BEGIN MATERIAL SUPPLIED

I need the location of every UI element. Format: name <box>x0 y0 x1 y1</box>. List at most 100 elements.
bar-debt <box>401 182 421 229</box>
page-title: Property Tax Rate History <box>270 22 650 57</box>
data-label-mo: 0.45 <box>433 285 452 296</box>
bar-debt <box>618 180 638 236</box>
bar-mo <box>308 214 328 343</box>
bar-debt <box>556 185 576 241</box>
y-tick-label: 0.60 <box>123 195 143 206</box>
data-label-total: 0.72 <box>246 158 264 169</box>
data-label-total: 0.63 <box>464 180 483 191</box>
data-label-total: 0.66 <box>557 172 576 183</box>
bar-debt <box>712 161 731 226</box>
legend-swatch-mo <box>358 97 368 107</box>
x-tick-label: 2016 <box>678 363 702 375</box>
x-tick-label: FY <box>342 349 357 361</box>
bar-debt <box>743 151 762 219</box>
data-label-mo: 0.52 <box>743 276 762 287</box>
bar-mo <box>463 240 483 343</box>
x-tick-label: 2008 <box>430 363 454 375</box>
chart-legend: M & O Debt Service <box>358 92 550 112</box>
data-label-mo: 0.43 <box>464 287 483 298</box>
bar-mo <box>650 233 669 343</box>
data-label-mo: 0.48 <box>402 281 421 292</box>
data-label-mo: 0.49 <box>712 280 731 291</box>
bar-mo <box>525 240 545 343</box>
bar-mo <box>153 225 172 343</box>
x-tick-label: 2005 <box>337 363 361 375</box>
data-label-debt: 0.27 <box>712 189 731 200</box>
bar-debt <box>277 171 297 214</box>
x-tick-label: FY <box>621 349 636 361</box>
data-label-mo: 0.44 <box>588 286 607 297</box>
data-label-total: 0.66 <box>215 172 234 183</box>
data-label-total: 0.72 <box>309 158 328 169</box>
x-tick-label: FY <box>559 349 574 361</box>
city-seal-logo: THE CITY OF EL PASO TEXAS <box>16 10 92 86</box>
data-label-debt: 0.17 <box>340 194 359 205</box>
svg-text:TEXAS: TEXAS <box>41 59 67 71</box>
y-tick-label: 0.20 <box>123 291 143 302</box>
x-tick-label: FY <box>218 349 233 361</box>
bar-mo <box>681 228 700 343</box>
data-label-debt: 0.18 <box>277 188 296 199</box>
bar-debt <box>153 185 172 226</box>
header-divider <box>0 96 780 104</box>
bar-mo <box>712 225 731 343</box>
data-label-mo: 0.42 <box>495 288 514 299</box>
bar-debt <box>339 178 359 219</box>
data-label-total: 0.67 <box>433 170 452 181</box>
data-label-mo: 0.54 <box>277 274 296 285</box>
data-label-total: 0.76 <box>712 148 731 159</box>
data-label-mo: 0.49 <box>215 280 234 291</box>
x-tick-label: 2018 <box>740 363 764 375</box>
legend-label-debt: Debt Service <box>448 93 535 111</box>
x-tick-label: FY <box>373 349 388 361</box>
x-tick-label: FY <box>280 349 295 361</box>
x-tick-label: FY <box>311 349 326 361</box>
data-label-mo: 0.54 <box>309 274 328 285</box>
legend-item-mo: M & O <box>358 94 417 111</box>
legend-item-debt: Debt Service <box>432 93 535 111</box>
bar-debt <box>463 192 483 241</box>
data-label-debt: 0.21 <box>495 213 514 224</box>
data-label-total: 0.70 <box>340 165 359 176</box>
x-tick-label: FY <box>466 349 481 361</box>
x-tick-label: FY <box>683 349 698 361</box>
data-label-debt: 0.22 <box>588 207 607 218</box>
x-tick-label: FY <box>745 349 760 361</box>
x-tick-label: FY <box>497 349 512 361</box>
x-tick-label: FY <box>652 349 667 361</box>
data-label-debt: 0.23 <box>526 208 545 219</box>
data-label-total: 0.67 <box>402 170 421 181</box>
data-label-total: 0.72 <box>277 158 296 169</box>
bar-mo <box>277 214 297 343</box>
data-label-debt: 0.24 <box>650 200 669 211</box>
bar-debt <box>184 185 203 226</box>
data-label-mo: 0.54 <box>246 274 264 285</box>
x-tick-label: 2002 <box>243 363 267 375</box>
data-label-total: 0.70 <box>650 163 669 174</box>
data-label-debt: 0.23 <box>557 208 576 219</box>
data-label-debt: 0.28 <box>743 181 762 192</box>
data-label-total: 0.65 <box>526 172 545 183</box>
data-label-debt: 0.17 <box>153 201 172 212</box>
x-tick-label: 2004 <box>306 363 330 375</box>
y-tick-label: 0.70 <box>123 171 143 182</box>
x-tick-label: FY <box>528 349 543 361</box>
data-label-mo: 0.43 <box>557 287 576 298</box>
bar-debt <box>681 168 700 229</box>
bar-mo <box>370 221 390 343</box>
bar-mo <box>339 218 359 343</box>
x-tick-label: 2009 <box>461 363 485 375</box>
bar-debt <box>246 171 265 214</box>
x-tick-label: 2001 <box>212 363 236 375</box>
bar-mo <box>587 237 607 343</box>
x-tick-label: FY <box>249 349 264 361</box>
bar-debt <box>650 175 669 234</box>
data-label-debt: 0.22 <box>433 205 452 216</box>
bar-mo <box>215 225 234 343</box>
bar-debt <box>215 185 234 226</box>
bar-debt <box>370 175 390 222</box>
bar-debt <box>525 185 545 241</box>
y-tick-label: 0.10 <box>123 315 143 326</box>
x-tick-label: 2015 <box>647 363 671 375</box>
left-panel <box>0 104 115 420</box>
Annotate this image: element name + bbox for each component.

END MATERIAL SUPPLIED
BEGIN MATERIAL SUPPLIED

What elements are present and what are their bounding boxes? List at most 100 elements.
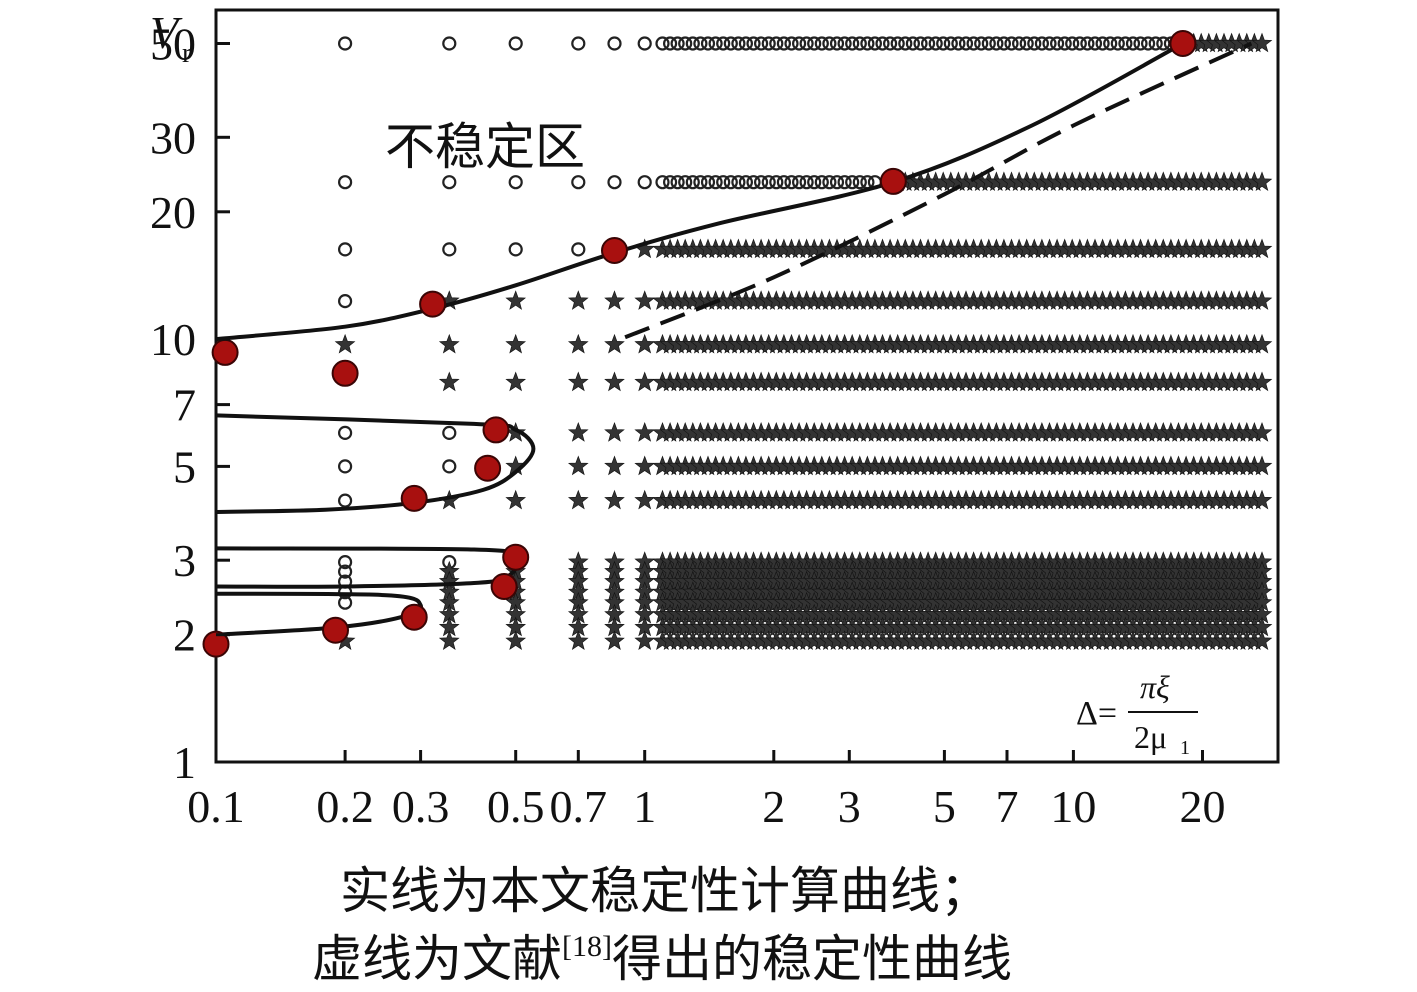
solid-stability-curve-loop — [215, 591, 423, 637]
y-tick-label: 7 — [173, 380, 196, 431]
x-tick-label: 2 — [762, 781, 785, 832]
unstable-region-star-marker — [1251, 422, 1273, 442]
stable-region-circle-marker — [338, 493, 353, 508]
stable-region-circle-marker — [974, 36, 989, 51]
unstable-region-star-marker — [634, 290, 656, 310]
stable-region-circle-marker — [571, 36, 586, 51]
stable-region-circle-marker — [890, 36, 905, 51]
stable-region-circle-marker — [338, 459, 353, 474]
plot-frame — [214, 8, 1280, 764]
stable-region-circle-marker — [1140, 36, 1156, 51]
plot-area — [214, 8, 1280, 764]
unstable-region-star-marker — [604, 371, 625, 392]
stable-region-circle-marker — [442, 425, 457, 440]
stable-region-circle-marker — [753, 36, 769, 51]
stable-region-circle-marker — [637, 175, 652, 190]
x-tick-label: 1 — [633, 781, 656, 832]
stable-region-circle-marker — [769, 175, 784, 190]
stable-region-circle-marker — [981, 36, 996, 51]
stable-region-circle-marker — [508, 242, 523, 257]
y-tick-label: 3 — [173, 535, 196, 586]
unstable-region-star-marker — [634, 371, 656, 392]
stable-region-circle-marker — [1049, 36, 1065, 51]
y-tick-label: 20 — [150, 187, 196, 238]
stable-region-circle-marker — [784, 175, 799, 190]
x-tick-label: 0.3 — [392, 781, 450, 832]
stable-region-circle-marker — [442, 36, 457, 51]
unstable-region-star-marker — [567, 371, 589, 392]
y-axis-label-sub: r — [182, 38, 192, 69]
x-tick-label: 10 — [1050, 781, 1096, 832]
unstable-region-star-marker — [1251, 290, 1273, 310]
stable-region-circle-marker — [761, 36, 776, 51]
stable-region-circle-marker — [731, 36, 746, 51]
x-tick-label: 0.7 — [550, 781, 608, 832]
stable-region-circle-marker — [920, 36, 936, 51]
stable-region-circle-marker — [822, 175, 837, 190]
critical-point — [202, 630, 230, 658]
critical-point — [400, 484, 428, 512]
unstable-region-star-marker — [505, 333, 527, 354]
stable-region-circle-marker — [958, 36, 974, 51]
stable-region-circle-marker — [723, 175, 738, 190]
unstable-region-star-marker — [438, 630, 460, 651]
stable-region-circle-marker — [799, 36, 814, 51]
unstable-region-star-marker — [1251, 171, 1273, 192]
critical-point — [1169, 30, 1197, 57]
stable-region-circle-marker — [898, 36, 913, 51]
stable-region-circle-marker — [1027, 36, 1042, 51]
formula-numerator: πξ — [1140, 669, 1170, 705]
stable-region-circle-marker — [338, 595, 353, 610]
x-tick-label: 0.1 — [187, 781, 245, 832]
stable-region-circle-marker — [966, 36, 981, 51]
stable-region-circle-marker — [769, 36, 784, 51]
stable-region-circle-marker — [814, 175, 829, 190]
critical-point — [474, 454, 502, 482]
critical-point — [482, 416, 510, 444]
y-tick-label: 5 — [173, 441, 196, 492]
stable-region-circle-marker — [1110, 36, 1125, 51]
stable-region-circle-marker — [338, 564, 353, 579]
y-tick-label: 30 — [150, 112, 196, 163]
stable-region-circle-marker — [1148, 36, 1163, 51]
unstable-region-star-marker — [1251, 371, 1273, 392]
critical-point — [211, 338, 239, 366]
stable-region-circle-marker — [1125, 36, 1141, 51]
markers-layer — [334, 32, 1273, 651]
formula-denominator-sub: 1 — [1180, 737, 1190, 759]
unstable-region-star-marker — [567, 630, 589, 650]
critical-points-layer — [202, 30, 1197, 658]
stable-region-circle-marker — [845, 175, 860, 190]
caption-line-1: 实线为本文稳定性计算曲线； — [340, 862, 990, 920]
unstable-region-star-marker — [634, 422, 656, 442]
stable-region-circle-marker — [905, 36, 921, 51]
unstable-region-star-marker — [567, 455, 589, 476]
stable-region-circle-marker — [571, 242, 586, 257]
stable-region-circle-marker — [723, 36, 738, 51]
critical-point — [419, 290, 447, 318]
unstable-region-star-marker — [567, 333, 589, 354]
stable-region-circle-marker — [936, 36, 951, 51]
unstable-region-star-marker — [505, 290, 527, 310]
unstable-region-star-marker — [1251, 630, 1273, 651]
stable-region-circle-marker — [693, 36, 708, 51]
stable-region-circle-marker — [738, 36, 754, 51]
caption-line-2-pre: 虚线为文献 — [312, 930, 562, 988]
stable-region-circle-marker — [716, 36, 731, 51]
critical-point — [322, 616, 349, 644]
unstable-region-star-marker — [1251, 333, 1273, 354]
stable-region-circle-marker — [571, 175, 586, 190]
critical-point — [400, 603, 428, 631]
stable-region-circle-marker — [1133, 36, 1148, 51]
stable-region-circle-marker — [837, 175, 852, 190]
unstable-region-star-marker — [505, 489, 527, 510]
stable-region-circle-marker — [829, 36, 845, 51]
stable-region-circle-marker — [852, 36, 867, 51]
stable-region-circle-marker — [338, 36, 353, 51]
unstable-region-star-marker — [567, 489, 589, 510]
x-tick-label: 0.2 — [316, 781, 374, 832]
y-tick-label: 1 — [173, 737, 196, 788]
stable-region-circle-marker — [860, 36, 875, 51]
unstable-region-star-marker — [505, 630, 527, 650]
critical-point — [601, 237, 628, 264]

END MATERIAL SUPPLIED
BEGIN MATERIAL SUPPLIED

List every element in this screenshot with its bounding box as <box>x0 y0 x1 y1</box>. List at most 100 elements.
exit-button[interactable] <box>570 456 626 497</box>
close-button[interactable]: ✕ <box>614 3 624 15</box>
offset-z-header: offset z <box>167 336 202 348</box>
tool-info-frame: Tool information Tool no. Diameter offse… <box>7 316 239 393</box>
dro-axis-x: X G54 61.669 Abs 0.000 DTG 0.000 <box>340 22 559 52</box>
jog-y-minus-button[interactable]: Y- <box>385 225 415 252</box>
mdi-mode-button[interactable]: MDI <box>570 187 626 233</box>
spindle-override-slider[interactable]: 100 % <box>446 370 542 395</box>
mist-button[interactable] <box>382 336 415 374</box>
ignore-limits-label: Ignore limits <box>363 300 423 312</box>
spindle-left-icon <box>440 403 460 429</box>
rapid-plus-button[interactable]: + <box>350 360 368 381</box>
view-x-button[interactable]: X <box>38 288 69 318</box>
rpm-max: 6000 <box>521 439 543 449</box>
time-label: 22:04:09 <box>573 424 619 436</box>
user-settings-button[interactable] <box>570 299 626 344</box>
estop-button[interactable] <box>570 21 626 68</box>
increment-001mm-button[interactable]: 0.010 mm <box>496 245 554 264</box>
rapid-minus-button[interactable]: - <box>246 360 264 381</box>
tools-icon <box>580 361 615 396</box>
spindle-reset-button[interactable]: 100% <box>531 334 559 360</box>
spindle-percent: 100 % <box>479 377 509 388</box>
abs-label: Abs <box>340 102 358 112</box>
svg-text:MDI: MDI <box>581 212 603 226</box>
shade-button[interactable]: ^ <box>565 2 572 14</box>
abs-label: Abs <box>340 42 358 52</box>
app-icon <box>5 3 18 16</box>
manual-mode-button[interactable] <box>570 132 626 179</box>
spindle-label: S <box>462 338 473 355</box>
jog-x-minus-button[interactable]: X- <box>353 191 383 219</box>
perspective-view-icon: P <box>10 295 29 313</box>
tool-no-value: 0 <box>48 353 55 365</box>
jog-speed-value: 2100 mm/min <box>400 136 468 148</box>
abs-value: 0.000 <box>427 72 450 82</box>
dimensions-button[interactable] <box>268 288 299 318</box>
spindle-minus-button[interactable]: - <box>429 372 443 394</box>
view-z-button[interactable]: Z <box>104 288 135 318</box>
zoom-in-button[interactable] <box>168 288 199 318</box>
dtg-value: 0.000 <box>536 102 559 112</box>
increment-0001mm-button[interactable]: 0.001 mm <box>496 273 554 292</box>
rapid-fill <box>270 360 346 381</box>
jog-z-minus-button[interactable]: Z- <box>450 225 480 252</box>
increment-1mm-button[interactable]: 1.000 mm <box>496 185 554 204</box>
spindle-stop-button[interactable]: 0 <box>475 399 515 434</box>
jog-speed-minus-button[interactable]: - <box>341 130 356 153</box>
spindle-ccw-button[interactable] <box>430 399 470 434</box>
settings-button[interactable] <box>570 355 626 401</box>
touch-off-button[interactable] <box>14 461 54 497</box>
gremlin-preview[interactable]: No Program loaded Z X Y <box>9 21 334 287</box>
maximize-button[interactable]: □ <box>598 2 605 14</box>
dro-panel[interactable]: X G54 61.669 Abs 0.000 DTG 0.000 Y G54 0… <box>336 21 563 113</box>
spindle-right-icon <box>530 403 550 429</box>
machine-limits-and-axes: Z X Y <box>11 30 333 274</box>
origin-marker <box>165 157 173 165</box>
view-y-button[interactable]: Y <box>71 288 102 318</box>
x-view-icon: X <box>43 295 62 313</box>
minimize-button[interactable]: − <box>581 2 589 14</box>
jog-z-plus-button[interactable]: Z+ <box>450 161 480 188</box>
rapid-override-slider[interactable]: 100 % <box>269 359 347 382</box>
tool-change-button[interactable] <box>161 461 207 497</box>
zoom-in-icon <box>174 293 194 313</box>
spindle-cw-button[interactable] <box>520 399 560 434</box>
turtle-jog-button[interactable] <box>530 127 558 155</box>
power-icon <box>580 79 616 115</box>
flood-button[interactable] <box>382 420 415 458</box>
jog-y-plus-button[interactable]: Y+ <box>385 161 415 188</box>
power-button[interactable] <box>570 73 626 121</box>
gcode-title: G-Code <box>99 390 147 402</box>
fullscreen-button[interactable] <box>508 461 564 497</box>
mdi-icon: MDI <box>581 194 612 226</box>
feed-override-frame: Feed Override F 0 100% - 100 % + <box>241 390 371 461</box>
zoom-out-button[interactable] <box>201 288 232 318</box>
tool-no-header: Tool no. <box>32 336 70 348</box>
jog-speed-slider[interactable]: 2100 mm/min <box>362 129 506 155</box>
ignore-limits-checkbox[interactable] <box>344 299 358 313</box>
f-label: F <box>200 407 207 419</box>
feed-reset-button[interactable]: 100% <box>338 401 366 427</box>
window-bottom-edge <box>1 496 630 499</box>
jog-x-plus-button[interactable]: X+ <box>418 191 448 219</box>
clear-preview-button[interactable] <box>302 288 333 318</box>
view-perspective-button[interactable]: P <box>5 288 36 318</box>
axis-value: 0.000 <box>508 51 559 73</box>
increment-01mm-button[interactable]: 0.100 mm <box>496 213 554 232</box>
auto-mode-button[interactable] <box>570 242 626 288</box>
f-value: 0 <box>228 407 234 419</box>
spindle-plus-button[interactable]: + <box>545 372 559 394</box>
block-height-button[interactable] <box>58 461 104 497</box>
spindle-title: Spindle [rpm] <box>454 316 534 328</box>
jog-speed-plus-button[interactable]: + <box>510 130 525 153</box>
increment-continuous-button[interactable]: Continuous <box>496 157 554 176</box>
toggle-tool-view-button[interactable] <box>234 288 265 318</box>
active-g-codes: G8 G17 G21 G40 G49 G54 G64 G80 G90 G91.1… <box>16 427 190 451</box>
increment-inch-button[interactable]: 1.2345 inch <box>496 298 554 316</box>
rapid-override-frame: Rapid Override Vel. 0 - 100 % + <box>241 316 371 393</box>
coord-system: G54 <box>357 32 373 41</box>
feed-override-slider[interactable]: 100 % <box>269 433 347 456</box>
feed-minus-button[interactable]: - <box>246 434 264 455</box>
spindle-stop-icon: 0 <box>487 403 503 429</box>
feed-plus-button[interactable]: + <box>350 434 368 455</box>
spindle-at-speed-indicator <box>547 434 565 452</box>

END MATERIAL SUPPLIED

• WORK INSTRUCTIONS
Revise everything from the line containing "solid-stability-curve-loop — [215, 591, 423, 637]" down to the line containing "stable-region-circle-marker — [508, 242, 523, 257]", changing "star" to "asterisk" and leaving all else as it is.

• RESPONSE BELOW
solid-stability-curve-loop — [215, 591, 423, 637]
y-tick-label: 7 — [173, 380, 196, 431]
x-tick-label: 2 — [762, 781, 785, 832]
unstable-region-asterisk-marker — [1251, 422, 1273, 442]
stable-region-circle-marker — [338, 493, 353, 508]
stable-region-circle-marker — [974, 36, 989, 51]
unstable-region-asterisk-marker — [634, 290, 656, 310]
stable-region-circle-marker — [571, 36, 586, 51]
stable-region-circle-marker — [890, 36, 905, 51]
stable-region-circle-marker — [338, 459, 353, 474]
plot-frame — [214, 8, 1280, 764]
stable-region-circle-marker — [1140, 36, 1156, 51]
plot-area — [214, 8, 1280, 764]
unstable-region-asterisk-marker — [604, 371, 625, 392]
stable-region-circle-marker — [442, 425, 457, 440]
stable-region-circle-marker — [753, 36, 769, 51]
stable-region-circle-marker — [637, 175, 652, 190]
x-tick-label: 1 — [633, 781, 656, 832]
stable-region-circle-marker — [769, 175, 784, 190]
stable-region-circle-marker — [981, 36, 996, 51]
stable-region-circle-marker — [508, 242, 523, 257]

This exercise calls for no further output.